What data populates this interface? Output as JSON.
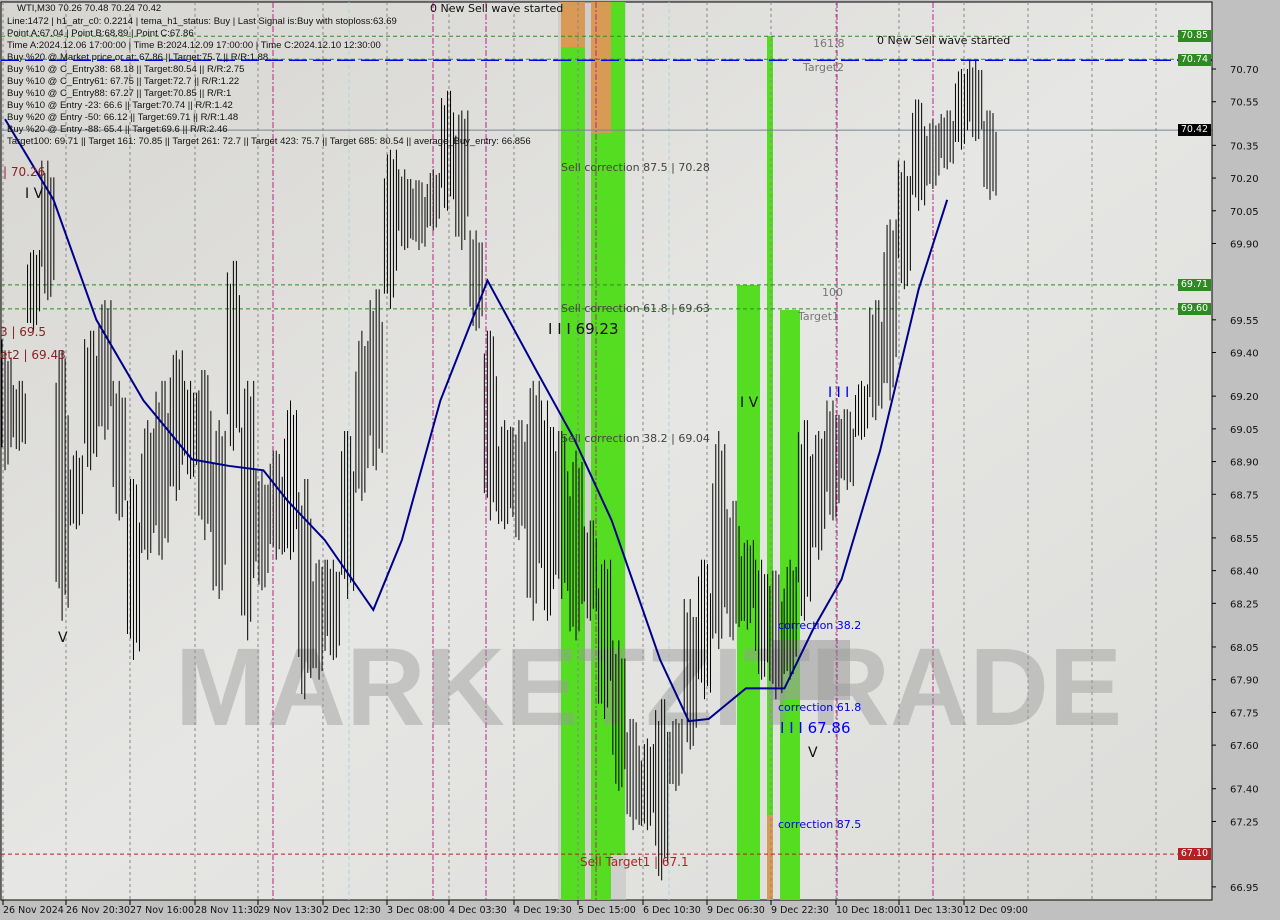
{
  "header": {
    "title_line": "WTI,M30  70.26 70.48 70.24 70.42",
    "lines": [
      "Line:1472 | h1_atr_c0: 0.2214 | tema_h1_status: Buy | Last Signal is:Buy with stoploss:63.69",
      "Point A:67.04 | Point B:68.89 | Point C:67.86",
      "Time A:2024.12.06 17:00:00 | Time B:2024.12.09 17:00:00 | Time C:2024.12.10 12:30:00",
      "Buy %20 @ Market price or at: 67.86 || Target:75.7 || R/R:1.88",
      "Buy %10 @ C_Entry38: 68.18 || Target:80.54 || R/R:2.75",
      "Buy %10 @ C_Entry61: 67.75 || Target:72.7 || R/R:1.22",
      "Buy %10 @ C_Entry88: 67.27 || Target:70.85 || R/R:1",
      "Buy %10 @ Entry -23: 66.6 || Target:70.74 || R/R:1.42",
      "Buy %20 @ Entry -50: 66.12 || Target:69.71 || R/R:1.48",
      "Buy %20 @ Entry -88: 65.4 || Target:69.6 || R/R:2.46",
      "Target100: 69.71 || Target 161: 70.85 || Target 261: 72.7 || Target 423: 75.7 || Target 685: 80.54 || average_Buy_entry: 66.856"
    ]
  },
  "annotations": {
    "new_sell_1": "0 New Sell wave started",
    "new_sell_2": "0 New Sell wave started",
    "fib_1618": "161.8",
    "target2": "Target2",
    "fib_100": "100",
    "target1": "Target1",
    "sell_corr_875": "Sell correction 87.5 | 70.28",
    "sell_corr_618": "Sell correction 61.8 | 69.63",
    "wave_iii_high": "I I I 69.23",
    "sell_corr_382": "Sell correction 38.2 | 69.04",
    "wave_iv": "I V",
    "wave_iii_b": "I I I",
    "corr_382": "correction 38.2",
    "corr_618": "correction 61.8",
    "wave_iii_low": "I I I 67.86",
    "corr_875": "correction 87.5",
    "sell_target1": "Sell Target1 | 67.1",
    "wave_v_1": "V",
    "wave_v_2": "V",
    "left_7026": "| 70.26",
    "left_iv": "I V",
    "left_6955": "3 | 69.5",
    "left_6943": "et2 | 69.43",
    "watermark": "MARKETZITRADE"
  },
  "colors": {
    "background": "#dcdcd8",
    "bars": "#000000",
    "ma_line": "#00008b",
    "green_zone": "#55dd22",
    "orange_zone": "#d99a55",
    "level_green": "#2e8b22",
    "level_blue": "#0000ff",
    "level_red": "#b22222"
  },
  "chart_data": {
    "type": "bar",
    "symbol": "WTI",
    "timeframe": "M30",
    "ylim": [
      66.9,
      70.94
    ],
    "y_ticks": [
      "70.70",
      "70.55",
      "70.35",
      "70.20",
      "70.05",
      "69.90",
      "69.55",
      "69.40",
      "69.20",
      "69.05",
      "68.90",
      "68.75",
      "68.55",
      "68.40",
      "68.25",
      "68.05",
      "67.90",
      "67.75",
      "67.60",
      "67.40",
      "67.25",
      "66.95"
    ],
    "x_ticks": [
      "26 Nov 2024",
      "26 Nov 20:30",
      "27 Nov 16:00",
      "28 Nov 11:30",
      "29 Nov 13:30",
      "2 Dec 12:30",
      "3 Dec 08:00",
      "4 Dec 03:30",
      "4 Dec 19:30",
      "5 Dec 15:00",
      "6 Dec 10:30",
      "9 Dec 06:30",
      "9 Dec 22:30",
      "10 Dec 18:00",
      "11 Dec 13:30",
      "12 Dec 09:00"
    ],
    "price_bars_high_low": [
      [
        69.41,
        68.86
      ],
      [
        69.27,
        68.95
      ],
      [
        69.87,
        69.5
      ],
      [
        70.28,
        69.64
      ],
      [
        69.41,
        68.17
      ],
      [
        68.95,
        68.59
      ],
      [
        69.5,
        68.86
      ],
      [
        69.64,
        69.0
      ],
      [
        69.27,
        68.63
      ],
      [
        68.82,
        67.99
      ],
      [
        69.09,
        68.45
      ],
      [
        69.27,
        68.45
      ],
      [
        69.41,
        68.72
      ],
      [
        69.27,
        68.82
      ],
      [
        69.32,
        68.54
      ],
      [
        69.09,
        68.27
      ],
      [
        69.82,
        68.95
      ],
      [
        69.27,
        68.08
      ],
      [
        68.86,
        68.31
      ],
      [
        68.95,
        68.45
      ],
      [
        69.18,
        68.45
      ],
      [
        68.82,
        67.81
      ],
      [
        68.45,
        67.9
      ],
      [
        68.45,
        67.99
      ],
      [
        69.04,
        68.27
      ],
      [
        69.5,
        68.72
      ],
      [
        69.69,
        68.86
      ],
      [
        70.33,
        69.6
      ],
      [
        70.24,
        69.87
      ],
      [
        70.19,
        69.87
      ],
      [
        70.24,
        69.96
      ],
      [
        70.6,
        70.05
      ],
      [
        70.51,
        69.87
      ],
      [
        69.96,
        69.5
      ],
      [
        69.5,
        68.63
      ],
      [
        69.09,
        68.59
      ],
      [
        69.09,
        68.54
      ],
      [
        69.27,
        68.17
      ],
      [
        69.18,
        68.17
      ],
      [
        69.04,
        68.27
      ],
      [
        68.95,
        68.08
      ],
      [
        68.63,
        68.17
      ],
      [
        68.45,
        67.72
      ],
      [
        68.08,
        67.39
      ],
      [
        67.72,
        67.21
      ],
      [
        67.63,
        67.21
      ],
      [
        67.81,
        66.98
      ],
      [
        67.72,
        67.39
      ],
      [
        68.27,
        67.58
      ],
      [
        68.45,
        67.81
      ],
      [
        69.04,
        68.04
      ],
      [
        68.72,
        68.08
      ],
      [
        68.54,
        68.13
      ],
      [
        68.45,
        67.9
      ],
      [
        68.4,
        67.81
      ],
      [
        68.45,
        67.9
      ],
      [
        69.09,
        68.17
      ],
      [
        69.04,
        68.45
      ],
      [
        69.18,
        68.63
      ],
      [
        69.14,
        68.77
      ],
      [
        69.27,
        69.0
      ],
      [
        69.64,
        69.09
      ],
      [
        70.01,
        69.18
      ],
      [
        70.28,
        69.69
      ],
      [
        70.56,
        70.05
      ],
      [
        70.47,
        70.15
      ],
      [
        70.51,
        70.24
      ],
      [
        70.7,
        70.33
      ],
      [
        70.74,
        70.37
      ],
      [
        70.51,
        70.1
      ]
    ],
    "moving_average": [
      [
        0,
        70.47
      ],
      [
        3.4,
        70.1
      ],
      [
        6.4,
        69.55
      ],
      [
        9.7,
        69.18
      ],
      [
        13.1,
        68.91
      ],
      [
        15.7,
        68.88
      ],
      [
        18.1,
        68.86
      ],
      [
        19.8,
        68.72
      ],
      [
        22.4,
        68.54
      ],
      [
        25.8,
        68.22
      ],
      [
        27.8,
        68.54
      ],
      [
        30.5,
        69.18
      ],
      [
        33.8,
        69.73
      ],
      [
        37.2,
        69.32
      ],
      [
        39.9,
        69.0
      ],
      [
        42.5,
        68.63
      ],
      [
        45.9,
        67.99
      ],
      [
        47.9,
        67.71
      ],
      [
        49.3,
        67.72
      ],
      [
        51.9,
        67.86
      ],
      [
        54.6,
        67.86
      ],
      [
        56.6,
        68.13
      ],
      [
        58.6,
        68.36
      ],
      [
        61.3,
        68.95
      ],
      [
        64.0,
        69.69
      ],
      [
        66.0,
        70.1
      ]
    ],
    "levels": [
      {
        "price": 70.85,
        "label": "70.85",
        "color": "#2e8b22",
        "style": "dashed"
      },
      {
        "price": 70.74,
        "label": "70.74",
        "color": "#2e8b22",
        "style": "dashed-blue"
      },
      {
        "price": 70.42,
        "label": "70.42",
        "color": "#000000",
        "style": "solid"
      },
      {
        "price": 69.71,
        "label": "69.71",
        "color": "#2e8b22",
        "style": "dashed"
      },
      {
        "price": 69.6,
        "label": "69.60",
        "color": "#2e8b22",
        "style": "dashed"
      },
      {
        "price": 67.1,
        "label": "67.10",
        "color": "#b22222",
        "style": "dashed"
      }
    ],
    "current_price": 70.42
  }
}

▶ _What you will do_
Go through the listing above and locate each line that holds the word "label". Copy those lines.

▶ _Response to this exercise_
        "label": "70.85",
        "label": "70.74",
        "label": "70.42",
        "label": "69.71",
        "label": "69.60",
        "label": "67.10",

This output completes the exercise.